The exercise >>
Identify each line holding the string "regularization" and copy it.

Data shown >>
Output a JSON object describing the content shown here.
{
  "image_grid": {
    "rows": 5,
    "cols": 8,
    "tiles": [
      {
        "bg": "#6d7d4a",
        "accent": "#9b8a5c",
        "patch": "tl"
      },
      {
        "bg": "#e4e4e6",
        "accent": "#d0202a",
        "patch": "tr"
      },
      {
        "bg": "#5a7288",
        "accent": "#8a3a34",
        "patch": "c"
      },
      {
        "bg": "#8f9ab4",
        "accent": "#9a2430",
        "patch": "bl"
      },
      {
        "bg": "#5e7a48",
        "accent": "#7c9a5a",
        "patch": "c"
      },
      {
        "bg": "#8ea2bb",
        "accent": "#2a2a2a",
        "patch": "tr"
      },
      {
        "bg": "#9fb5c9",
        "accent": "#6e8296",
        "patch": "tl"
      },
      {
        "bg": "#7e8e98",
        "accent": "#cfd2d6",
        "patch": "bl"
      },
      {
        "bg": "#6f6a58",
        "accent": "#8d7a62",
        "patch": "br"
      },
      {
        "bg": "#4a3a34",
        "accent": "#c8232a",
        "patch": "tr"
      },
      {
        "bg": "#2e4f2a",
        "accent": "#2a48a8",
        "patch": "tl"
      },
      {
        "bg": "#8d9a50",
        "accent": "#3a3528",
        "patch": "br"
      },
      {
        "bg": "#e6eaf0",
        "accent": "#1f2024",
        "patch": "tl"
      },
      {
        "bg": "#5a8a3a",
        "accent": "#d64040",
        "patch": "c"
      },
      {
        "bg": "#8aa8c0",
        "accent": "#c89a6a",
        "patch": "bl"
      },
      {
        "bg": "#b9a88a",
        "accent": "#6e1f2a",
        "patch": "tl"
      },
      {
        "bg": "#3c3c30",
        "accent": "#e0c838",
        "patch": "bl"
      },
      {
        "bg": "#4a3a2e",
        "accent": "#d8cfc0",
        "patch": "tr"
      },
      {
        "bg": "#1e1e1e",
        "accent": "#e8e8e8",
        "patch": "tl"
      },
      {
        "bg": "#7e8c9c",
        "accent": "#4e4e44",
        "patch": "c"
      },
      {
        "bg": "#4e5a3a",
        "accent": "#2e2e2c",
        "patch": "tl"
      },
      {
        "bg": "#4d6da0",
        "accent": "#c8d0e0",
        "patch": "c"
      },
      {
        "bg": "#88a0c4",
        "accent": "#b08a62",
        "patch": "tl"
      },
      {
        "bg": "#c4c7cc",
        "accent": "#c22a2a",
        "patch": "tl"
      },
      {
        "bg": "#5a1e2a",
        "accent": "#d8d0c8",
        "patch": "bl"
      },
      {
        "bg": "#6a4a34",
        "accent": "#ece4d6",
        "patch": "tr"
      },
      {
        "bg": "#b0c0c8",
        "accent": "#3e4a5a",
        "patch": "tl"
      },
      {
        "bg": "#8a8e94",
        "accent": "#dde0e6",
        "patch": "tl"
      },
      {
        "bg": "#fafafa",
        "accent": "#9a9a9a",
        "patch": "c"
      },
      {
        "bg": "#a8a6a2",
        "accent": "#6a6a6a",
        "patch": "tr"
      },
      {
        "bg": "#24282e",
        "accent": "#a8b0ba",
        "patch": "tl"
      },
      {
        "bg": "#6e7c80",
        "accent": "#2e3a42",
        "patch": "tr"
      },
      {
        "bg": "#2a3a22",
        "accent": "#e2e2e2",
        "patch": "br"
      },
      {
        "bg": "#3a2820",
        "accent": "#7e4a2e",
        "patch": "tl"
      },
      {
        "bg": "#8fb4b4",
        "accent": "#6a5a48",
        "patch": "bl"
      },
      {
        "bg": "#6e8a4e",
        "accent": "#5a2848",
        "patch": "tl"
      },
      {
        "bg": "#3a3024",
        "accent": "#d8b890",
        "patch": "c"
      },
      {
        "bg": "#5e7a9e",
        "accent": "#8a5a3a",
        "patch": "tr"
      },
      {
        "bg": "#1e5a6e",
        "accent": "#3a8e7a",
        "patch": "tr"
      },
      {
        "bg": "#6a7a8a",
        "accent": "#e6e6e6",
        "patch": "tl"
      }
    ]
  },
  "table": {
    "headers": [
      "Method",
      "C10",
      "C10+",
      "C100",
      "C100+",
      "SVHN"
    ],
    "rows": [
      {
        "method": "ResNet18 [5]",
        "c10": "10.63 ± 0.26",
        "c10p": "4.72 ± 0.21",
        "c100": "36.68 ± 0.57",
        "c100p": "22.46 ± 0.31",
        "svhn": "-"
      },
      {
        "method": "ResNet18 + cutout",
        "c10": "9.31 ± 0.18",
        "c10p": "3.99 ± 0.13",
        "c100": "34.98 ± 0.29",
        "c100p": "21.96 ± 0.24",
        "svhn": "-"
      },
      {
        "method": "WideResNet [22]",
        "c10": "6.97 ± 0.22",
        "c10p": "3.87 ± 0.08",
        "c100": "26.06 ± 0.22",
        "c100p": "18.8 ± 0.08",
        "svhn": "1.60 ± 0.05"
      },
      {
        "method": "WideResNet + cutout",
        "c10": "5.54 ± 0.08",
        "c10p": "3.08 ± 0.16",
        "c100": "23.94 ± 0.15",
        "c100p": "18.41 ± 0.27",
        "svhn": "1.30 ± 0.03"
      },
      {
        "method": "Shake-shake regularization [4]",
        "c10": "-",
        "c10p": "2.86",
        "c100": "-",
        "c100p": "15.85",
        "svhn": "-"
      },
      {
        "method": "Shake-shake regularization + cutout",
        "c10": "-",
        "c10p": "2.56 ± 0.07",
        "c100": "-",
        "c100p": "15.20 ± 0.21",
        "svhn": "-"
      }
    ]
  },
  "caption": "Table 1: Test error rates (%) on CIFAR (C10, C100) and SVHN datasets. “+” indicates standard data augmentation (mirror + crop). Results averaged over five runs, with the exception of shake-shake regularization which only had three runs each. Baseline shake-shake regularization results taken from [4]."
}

In response >>
        "method": "Shake-shake regularization [4]",
        "method": "Shake-shake regularization + cutout",
  "caption": "Table 1: Test error rates (%) on CIFAR (C10, C100) and SVHN datasets. “+” indicates standard data augmentation (mirror + crop). Results averaged over five runs, with the exception of shake-shake regularization which only had three runs each. Baseline shake-shake regularization results taken from [4]."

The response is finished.